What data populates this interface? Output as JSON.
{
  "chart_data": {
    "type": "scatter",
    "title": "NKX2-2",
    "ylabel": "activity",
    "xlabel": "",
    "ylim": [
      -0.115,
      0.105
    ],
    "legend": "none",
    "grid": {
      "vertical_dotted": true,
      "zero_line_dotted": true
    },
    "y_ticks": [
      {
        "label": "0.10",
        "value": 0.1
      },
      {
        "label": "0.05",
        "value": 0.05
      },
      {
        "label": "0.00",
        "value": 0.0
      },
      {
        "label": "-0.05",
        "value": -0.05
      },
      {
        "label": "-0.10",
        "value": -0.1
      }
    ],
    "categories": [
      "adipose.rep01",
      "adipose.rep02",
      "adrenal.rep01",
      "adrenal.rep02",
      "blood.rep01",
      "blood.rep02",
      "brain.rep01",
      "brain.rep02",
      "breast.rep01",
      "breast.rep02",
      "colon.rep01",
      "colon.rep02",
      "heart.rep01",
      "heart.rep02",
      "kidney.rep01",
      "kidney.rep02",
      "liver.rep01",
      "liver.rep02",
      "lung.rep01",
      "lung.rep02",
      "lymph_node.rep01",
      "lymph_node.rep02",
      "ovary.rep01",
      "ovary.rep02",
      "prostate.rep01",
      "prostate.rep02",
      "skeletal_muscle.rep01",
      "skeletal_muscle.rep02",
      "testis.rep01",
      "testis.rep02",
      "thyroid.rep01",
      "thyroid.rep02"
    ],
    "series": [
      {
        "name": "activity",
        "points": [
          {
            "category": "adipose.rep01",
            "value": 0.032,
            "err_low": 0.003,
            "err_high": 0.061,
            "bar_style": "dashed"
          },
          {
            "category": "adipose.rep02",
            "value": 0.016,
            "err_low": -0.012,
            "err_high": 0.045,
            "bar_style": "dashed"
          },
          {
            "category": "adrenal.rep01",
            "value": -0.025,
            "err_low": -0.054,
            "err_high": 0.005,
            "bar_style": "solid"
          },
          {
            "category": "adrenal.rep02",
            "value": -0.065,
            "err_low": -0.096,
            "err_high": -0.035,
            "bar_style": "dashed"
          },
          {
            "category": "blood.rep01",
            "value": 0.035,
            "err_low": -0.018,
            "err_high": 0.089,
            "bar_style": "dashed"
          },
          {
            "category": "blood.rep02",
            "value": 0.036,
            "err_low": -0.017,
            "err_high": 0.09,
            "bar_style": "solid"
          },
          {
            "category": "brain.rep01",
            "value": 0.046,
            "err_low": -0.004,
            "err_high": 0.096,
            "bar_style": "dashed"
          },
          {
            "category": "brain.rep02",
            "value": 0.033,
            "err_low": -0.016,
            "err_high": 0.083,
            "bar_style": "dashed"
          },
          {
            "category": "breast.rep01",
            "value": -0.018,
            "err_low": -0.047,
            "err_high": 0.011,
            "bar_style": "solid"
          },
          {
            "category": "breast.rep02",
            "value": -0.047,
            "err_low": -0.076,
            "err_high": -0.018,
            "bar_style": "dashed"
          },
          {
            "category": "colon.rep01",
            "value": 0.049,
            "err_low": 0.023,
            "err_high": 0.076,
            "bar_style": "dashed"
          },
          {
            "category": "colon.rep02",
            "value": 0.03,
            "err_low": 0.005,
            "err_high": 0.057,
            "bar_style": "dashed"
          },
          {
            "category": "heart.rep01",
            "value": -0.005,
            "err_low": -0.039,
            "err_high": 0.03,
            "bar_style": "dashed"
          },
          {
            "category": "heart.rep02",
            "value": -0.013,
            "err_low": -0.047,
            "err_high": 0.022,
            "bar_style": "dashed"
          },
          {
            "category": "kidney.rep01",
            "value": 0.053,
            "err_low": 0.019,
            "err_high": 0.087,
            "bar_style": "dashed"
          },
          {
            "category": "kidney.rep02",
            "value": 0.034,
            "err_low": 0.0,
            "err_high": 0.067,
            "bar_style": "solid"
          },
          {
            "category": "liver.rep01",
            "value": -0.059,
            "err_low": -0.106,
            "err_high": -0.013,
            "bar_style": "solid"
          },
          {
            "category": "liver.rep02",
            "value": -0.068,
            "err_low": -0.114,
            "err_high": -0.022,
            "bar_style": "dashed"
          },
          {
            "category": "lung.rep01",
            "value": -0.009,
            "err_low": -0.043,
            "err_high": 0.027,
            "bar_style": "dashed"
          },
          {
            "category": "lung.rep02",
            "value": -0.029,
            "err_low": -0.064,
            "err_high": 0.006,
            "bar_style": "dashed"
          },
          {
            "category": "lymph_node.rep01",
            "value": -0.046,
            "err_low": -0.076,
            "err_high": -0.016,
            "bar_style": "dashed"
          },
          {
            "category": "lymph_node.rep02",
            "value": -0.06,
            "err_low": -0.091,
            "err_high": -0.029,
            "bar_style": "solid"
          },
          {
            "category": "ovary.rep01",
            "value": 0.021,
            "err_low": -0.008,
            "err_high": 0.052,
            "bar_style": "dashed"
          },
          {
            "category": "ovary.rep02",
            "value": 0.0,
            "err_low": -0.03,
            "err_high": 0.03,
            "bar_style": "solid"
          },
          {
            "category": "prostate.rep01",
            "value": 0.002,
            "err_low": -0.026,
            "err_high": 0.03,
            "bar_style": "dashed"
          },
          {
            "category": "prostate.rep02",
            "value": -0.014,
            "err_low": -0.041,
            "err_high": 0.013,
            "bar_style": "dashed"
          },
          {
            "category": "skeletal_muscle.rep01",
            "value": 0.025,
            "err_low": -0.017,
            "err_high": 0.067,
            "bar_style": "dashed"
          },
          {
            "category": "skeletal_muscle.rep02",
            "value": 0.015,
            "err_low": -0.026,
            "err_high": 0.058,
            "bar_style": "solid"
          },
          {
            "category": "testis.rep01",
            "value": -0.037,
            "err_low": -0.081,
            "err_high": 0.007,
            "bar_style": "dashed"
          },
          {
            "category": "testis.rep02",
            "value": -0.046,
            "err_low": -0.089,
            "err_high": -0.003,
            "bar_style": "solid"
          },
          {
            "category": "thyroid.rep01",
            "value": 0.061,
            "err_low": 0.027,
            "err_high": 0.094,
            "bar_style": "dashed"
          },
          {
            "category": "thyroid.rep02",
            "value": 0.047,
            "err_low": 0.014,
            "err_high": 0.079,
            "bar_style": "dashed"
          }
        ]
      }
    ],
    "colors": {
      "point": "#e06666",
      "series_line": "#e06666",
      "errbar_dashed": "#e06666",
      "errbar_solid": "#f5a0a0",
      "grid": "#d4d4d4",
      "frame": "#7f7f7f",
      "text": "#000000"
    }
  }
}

^^^^^^^^

→ **Problem statement**:
Copy out the lines that hold "blood".

→ **Full response**:
      "blood.rep01",
      "blood.rep02",
            "category": "blood.rep01",
            "category": "blood.rep02",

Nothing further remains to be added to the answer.